— begin PROVIDED PASSAGE —

Gentlemanly Conduct

I saw this picture on facebook today. A picture of two people walking side by side down the street. A man and a woman. The woman is on the outside, closer to the road. The viewer is supposed to assume that the man should be standing closer to the road. That this is supposed to be gentlemanly. By insisting the woman walk on the inside, on the supposedly safe side.

There is nothing wrong with the picture.

Everything That Is Wrong Is In The Caption.

“I bet most guys can’t tell what’s wrong with this picture.”

The obvious fact here is that this woman is a grown woman and walk wherever the hell she wants. She’s not a child, not elderly, not likely to randomly collapse or fall into the road. If a car jumped the kerb it wouldn’t matter what side of the pavement the woman was standing on. Neither person is likely to get out of the way in time.

The problem I have with this is the idea of gentlemanly conduct. What people see as something a gentleman would do, should be basic manners that all genders perform.

When my wife was injured last year and pregnant earlier in the year, I would insist she walked on the inside of the pavement away from the road. Not because I’m a gentleman but because I knew she was at risk of falling or collapsing. Her risk was greater than mine and the loss greater too. This is just sensible. When we were kids my dad always insisted we walked on this inside away from the road, for years. Because we were kids, more likely to trip over our own growing legs and feet, or suddenly run off. These are sensible reasons for someone to walk on the inside of the road. Everything else is pretty much a matter or choice.

Regardless Of Gender

Gentlemanly conduct includes things like opening doors, giving up seats, paying for dates and dinners. This is something that all people should be doing for each other regardless of gender. Things people should be doing for each other regardless of gender. People need to step up and be kind, helpful and polite. People need to accept help from each other. Regardless of gender.

— end PROVIDED PASSAGE —
— begin ENTRIES —

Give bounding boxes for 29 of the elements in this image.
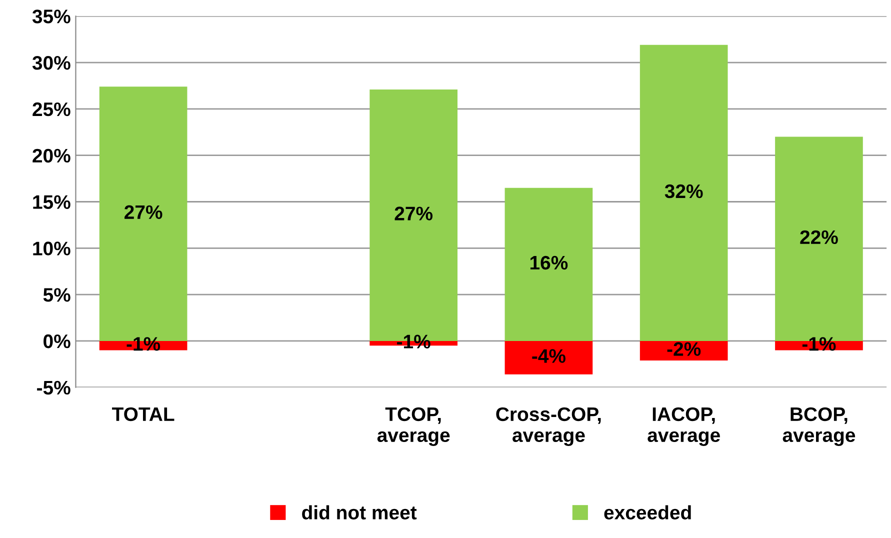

— end ENTRIES —
— begin ENTRIES —

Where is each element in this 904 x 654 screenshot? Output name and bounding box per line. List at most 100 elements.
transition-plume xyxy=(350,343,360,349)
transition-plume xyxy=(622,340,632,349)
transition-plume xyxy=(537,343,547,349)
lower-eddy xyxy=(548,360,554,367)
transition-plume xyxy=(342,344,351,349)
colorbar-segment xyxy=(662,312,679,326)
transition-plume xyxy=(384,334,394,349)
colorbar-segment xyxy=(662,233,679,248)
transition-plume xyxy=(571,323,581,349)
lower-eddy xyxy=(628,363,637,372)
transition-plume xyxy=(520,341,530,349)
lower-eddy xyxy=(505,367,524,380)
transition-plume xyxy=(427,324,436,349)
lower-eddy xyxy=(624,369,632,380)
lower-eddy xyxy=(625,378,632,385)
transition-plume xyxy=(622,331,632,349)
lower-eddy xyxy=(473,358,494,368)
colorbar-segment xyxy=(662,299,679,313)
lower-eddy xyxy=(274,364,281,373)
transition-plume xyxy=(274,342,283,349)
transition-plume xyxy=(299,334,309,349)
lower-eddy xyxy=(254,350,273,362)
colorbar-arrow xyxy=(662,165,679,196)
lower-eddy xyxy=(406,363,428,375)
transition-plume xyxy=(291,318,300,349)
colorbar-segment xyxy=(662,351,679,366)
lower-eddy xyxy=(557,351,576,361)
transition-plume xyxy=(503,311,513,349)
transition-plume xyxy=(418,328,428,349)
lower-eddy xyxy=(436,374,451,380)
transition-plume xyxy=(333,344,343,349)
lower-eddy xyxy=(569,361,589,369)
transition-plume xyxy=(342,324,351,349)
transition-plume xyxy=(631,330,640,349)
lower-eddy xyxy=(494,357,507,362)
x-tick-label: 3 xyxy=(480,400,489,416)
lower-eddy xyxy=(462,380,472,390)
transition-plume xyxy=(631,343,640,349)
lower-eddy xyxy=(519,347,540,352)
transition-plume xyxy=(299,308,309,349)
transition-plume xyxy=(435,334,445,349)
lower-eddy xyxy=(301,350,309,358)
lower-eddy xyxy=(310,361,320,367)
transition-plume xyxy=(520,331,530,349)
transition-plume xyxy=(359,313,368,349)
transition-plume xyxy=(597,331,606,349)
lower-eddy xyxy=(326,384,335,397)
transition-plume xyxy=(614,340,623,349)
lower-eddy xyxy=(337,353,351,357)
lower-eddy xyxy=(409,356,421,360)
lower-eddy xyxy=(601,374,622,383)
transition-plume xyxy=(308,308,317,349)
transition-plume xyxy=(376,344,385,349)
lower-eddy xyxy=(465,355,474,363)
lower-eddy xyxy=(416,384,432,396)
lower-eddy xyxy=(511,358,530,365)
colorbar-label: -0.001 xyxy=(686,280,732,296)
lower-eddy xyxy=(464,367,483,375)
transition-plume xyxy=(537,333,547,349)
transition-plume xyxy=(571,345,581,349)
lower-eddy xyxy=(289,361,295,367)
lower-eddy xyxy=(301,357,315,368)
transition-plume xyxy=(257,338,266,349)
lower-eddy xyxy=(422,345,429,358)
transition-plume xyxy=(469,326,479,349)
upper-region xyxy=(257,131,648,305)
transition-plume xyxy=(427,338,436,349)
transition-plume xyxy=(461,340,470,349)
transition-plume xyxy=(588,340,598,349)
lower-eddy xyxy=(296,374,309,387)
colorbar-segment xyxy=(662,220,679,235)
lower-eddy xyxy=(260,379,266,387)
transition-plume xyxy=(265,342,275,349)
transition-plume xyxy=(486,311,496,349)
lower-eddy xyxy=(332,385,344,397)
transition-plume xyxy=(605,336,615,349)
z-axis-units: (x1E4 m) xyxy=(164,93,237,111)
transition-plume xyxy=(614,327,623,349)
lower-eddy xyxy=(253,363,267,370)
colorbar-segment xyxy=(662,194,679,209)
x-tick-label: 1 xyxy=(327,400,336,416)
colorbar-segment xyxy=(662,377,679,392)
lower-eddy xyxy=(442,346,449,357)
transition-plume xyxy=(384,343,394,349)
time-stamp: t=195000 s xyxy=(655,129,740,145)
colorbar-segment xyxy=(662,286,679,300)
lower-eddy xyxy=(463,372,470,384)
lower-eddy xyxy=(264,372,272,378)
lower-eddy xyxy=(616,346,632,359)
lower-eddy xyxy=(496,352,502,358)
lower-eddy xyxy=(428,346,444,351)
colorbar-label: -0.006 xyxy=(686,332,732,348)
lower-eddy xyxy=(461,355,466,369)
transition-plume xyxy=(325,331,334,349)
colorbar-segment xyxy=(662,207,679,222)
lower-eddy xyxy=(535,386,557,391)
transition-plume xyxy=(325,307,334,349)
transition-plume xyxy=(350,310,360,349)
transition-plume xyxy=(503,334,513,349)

— end ENTRIES —

List the three qualities that the essay on gentlemanly conduct says people need to step up and show.

Kind, helpful, and polite.